[start of Material supplied]

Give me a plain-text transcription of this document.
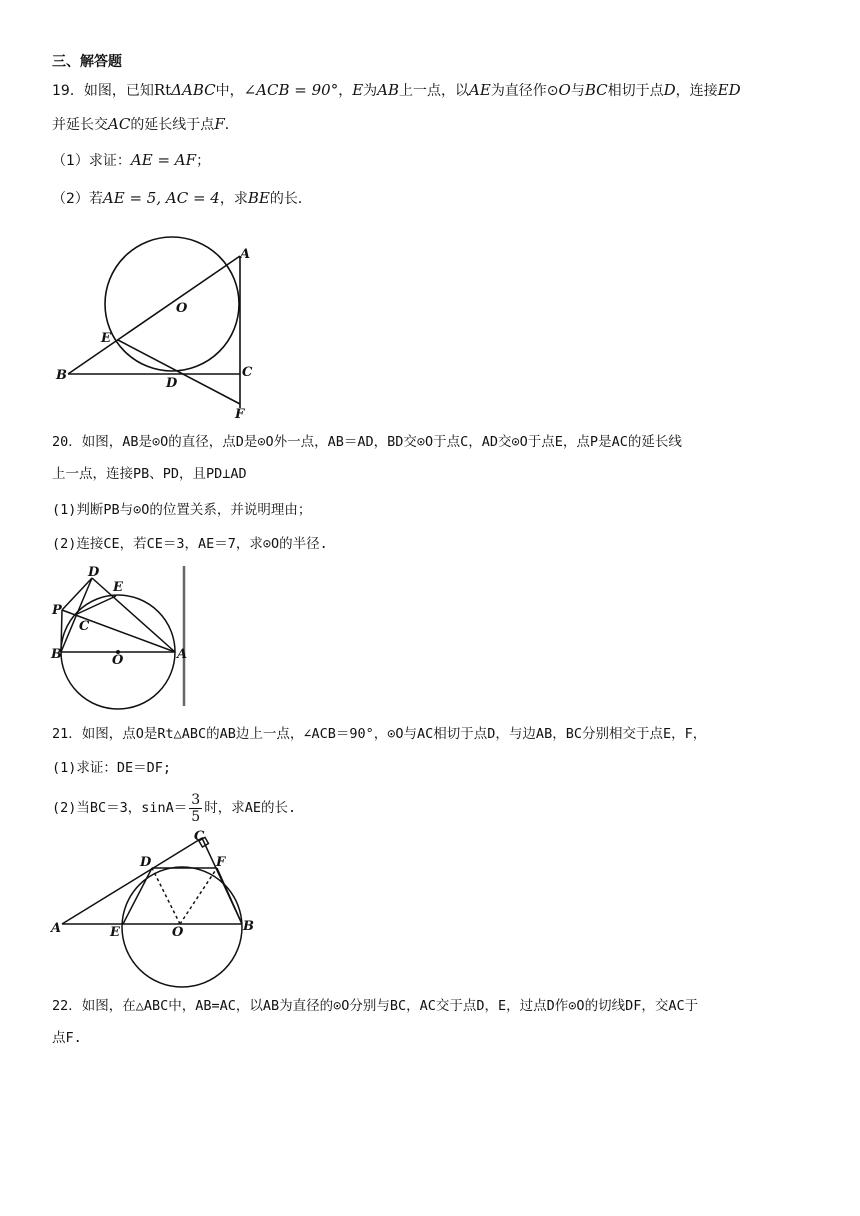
三、解答题
19．如图，已知RtΔABC中，∠ACB = 90°，E为AB上一点，以AE为直径作⊙O与BC相切于点D，连接ED
并延长交AC的延长线于点F．
（1）求证：AE = AF；
（2）若AE = 5, AC = 4，求BE的长．
A
O
E
B
D
C
F
20．如图，AB是⊙O的直径，点D是⊙O外一点，AB＝AD，BD交⊙O于点C，AD交⊙O于点E，点P是AC的延长线
上一点，连接PB、PD，且PD⊥AD
(1)判断PB与⊙O的位置关系，并说明理由；
(2)连接CE，若CE＝3，AE＝7，求⊙O的半径.
D
E
P
C
B	O	A
21．如图，点O是Rt△ABC的AB边上一点，∠ACB＝90°，⊙O与AC相切于点D，与边AB，BC分别相交于点E，F，
(1)求证：DE＝DF;
(2)当BC＝3，$\sin A= \frac{3}{5}$ 时，求AE的长.
C
D	F
A	E	O	B
22．如图，在△ABC中，AB=AC，以AB为直径的⊙O分别与BC，AC交于点D，E，过点D作⊙O的切线DF，交AC于
点F.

[end of Material supplied]

Return the listing above in full and without alteration, excluding its pictures.

> _Reply to the task_
Give me a plain-text transcription of this document.
三、解答题
19．如图，已知RtΔABC中，∠ACB = 90°，E为AB上一点，以AE为直径作⊙O与BC相切于点D，连接ED
并延长交AC的延长线于点F．
（1）求证：AE = AF；
（2）若AE = 5, AC = 4，求BE的长．
A
O
E
B
D
C
F
20．如图，AB是⊙O的直径，点D是⊙O外一点，AB＝AD，BD交⊙O于点C，AD交⊙O于点E，点P是AC的延长线
上一点，连接PB、PD，且PD⊥AD
(1)判断PB与⊙O的位置关系，并说明理由；
(2)连接CE，若CE＝3，AE＝7，求⊙O的半径.
D
E
P
C
B	O	A
21．如图，点O是Rt△ABC的AB边上一点，∠ACB＝90°，⊙O与AC相切于点D，与边AB，BC分别相交于点E，F，
(1)求证：DE＝DF;
(2)当BC＝3，$\sin A= \frac{3}{5}$ 时，求AE的长.
C
D	F
A	E	O	B
22．如图，在△ABC中，AB=AC，以AB为直径的⊙O分别与BC，AC交于点D，E，过点D作⊙O的切线DF，交AC于
点F.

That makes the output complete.